RECORDS FOR THE EXERCISE:
====================
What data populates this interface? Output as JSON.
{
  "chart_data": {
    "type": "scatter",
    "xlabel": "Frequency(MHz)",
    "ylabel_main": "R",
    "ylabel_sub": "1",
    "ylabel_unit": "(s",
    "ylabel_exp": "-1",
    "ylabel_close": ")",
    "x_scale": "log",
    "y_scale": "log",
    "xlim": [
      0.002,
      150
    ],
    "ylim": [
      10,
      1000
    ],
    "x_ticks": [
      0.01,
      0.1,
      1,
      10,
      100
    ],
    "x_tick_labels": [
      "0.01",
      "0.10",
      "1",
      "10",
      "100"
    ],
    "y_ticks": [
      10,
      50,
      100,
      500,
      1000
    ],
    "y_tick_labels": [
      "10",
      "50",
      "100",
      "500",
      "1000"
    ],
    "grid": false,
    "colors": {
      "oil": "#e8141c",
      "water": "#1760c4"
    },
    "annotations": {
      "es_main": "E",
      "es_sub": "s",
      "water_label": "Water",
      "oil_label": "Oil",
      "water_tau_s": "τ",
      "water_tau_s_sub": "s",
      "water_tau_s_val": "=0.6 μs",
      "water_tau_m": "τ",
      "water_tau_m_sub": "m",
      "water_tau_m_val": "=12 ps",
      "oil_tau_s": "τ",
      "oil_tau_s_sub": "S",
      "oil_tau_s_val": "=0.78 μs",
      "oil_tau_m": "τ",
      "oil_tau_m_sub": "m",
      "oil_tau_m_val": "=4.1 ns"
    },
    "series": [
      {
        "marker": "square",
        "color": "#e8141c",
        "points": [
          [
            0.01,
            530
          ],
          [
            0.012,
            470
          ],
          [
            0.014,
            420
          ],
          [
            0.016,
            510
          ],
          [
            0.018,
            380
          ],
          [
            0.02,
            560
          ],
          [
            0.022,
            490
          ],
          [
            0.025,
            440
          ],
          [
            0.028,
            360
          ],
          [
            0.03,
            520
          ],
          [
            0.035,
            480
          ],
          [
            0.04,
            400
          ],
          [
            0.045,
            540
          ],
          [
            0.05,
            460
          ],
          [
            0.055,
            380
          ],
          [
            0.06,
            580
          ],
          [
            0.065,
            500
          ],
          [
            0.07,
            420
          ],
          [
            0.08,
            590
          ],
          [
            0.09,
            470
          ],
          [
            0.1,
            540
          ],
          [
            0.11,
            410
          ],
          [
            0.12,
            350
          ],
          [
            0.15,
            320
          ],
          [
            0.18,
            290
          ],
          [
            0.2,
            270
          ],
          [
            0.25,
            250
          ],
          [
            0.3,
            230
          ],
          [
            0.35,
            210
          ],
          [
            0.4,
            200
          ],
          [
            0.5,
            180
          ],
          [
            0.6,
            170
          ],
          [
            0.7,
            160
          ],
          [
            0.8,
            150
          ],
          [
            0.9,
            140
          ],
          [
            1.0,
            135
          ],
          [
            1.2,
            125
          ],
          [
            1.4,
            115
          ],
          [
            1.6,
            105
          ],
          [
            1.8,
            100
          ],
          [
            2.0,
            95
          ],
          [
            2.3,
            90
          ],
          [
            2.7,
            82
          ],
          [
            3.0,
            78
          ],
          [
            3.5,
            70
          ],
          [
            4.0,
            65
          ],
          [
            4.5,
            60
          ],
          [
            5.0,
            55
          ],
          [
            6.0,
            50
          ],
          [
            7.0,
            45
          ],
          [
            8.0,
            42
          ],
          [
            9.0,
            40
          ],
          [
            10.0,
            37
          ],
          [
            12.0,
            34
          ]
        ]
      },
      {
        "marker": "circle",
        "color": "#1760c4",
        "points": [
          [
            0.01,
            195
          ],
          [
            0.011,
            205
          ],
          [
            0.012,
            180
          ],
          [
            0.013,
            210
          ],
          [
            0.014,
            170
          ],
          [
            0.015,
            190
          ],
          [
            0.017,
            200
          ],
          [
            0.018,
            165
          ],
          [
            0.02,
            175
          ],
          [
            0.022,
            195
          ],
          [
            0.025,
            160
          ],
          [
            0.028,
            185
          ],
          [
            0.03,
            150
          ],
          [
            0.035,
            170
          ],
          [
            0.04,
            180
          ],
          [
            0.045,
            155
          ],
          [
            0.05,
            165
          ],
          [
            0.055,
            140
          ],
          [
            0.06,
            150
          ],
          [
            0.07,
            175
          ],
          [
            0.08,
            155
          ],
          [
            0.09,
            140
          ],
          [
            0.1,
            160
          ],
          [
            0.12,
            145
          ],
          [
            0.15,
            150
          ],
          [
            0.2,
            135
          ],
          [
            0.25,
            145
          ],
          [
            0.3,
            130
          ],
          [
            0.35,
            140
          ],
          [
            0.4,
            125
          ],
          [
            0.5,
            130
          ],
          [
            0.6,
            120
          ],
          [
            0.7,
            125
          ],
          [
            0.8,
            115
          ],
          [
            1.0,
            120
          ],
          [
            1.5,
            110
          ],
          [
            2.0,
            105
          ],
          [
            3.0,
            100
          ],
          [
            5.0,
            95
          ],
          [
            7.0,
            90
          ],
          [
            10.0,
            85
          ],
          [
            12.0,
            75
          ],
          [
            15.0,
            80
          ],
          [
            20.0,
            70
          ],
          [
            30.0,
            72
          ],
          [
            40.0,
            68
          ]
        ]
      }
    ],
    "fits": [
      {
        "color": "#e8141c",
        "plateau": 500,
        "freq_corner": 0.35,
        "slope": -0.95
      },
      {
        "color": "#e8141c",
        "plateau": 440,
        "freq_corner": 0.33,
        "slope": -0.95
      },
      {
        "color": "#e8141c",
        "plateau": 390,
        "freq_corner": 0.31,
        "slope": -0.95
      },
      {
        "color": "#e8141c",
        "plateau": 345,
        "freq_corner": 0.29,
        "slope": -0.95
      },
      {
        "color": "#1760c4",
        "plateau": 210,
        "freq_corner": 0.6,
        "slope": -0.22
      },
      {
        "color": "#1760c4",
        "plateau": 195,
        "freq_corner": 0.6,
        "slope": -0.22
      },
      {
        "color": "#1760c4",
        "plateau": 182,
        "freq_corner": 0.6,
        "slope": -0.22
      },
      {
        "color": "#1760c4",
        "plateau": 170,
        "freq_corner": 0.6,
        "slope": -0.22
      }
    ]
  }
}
====================
DESCRIPTION OF THE TASK:
Return each line of the listing that holds the string "plateau".

EXERCISE RESPONSE:
        "plateau": 500,
        "plateau": 440,
        "plateau": 390,
        "plateau": 345,
        "plateau": 210,
        "plateau": 195,
        "plateau": 182,
        "plateau": 170,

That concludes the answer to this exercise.